------ Data for the task
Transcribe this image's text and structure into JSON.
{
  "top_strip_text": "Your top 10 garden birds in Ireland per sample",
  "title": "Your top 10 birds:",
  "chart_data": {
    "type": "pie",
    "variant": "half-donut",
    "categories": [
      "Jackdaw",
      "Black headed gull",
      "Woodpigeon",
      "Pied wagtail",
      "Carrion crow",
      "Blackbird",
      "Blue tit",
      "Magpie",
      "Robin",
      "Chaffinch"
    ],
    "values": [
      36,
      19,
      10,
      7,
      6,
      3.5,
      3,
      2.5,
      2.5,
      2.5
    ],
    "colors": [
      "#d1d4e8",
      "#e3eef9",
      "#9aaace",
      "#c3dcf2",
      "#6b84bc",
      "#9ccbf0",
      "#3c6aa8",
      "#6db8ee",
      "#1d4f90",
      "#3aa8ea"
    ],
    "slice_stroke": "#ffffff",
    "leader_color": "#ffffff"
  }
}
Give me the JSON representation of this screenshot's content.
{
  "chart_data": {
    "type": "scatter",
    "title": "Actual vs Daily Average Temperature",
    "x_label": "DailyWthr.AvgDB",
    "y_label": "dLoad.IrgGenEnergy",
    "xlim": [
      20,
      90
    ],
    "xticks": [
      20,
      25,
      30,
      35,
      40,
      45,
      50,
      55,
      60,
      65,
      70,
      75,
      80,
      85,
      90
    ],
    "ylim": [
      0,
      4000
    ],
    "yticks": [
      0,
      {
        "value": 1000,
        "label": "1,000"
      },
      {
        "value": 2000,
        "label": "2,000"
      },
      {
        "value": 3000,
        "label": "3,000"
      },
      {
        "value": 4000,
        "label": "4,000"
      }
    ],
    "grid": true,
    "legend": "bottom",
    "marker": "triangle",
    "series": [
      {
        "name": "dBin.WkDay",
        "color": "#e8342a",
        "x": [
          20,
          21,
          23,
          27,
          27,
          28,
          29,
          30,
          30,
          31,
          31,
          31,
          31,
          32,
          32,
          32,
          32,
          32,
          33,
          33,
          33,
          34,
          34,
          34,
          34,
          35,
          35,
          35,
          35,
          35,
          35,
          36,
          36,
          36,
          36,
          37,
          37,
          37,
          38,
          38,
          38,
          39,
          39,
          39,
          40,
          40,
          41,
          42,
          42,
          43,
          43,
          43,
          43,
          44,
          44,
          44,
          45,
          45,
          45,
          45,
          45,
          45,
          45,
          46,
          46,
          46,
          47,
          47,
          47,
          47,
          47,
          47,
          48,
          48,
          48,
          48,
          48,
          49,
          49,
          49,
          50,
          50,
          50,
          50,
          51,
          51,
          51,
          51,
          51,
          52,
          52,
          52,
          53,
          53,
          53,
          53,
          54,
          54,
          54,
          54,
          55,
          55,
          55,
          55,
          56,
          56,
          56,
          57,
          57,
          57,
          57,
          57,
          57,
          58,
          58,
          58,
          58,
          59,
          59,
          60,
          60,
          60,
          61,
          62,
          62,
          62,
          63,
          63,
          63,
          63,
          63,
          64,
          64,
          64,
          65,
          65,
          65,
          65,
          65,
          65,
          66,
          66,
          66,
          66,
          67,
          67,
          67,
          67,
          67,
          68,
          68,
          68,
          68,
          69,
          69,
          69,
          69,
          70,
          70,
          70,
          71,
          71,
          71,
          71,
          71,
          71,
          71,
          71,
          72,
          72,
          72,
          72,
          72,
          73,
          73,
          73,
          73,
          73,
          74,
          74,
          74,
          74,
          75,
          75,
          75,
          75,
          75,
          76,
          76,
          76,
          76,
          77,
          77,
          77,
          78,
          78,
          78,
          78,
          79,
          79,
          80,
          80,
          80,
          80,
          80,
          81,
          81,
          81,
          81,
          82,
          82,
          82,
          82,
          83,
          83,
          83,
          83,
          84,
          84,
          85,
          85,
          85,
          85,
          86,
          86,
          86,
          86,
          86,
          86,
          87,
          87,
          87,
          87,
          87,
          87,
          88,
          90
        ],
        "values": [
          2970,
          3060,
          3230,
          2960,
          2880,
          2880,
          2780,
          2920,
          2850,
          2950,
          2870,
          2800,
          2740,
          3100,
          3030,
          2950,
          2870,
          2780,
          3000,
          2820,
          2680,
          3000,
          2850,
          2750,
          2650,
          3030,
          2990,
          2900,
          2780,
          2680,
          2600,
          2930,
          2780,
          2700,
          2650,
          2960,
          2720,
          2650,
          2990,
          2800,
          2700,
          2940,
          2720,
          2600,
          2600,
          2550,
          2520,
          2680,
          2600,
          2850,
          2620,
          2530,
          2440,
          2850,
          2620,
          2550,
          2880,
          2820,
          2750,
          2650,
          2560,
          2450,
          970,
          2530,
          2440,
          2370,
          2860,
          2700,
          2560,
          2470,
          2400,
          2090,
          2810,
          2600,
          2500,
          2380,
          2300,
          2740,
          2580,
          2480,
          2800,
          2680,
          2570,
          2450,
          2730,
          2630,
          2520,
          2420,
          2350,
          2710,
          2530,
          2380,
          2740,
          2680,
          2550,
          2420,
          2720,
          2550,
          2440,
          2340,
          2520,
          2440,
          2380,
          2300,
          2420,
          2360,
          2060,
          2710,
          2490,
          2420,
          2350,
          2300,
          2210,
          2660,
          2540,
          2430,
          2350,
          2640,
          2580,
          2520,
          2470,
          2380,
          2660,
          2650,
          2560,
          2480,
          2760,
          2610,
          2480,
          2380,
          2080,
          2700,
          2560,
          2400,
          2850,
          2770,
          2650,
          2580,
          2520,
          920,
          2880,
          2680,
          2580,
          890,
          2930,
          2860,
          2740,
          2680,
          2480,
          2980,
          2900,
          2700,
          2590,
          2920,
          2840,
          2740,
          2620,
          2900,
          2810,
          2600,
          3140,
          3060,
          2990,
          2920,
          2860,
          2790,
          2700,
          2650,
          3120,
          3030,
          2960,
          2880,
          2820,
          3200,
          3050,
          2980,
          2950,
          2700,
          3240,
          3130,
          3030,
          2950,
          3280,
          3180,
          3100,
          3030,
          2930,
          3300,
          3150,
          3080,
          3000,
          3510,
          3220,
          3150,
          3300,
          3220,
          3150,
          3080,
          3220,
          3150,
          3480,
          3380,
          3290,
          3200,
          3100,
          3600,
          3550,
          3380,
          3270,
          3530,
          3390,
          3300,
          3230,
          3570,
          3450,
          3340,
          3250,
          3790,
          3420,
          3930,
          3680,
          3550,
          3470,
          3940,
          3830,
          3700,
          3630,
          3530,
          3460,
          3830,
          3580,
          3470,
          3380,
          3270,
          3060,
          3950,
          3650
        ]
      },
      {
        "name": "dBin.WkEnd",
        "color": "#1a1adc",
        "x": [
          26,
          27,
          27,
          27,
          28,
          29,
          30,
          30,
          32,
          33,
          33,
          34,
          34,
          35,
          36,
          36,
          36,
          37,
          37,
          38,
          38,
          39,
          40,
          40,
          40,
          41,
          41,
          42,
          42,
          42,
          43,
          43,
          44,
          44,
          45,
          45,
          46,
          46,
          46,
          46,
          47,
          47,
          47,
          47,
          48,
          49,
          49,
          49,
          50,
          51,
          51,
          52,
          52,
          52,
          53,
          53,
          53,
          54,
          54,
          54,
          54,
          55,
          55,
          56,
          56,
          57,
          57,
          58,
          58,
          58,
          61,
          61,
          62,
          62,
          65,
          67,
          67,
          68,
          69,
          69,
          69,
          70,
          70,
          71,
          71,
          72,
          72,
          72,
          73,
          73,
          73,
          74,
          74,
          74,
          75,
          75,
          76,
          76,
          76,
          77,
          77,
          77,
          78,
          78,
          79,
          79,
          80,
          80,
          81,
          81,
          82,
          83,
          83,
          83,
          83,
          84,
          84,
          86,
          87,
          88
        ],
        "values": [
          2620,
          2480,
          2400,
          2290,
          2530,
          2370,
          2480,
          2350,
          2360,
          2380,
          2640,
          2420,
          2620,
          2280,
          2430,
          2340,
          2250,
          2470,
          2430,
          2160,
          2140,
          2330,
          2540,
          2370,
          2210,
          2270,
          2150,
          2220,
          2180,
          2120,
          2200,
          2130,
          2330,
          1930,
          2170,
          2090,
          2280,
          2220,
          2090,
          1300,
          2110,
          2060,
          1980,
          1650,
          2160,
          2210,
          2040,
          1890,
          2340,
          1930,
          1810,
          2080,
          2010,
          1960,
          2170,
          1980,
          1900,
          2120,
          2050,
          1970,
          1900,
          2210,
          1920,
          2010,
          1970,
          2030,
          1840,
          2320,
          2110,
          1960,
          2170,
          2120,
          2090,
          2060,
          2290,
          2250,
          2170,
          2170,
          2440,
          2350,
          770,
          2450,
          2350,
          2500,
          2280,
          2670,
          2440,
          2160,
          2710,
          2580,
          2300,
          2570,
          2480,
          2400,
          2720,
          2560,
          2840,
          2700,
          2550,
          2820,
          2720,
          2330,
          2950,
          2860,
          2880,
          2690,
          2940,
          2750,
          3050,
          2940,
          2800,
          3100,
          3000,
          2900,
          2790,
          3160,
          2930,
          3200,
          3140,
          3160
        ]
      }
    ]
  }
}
------------
*Problem requirements*:
Look over the records above and copy each line that includes the string "title".

*Output*:
  "title": "Your top 10 birds:",
    "title": "Actual vs Daily Average Temperature",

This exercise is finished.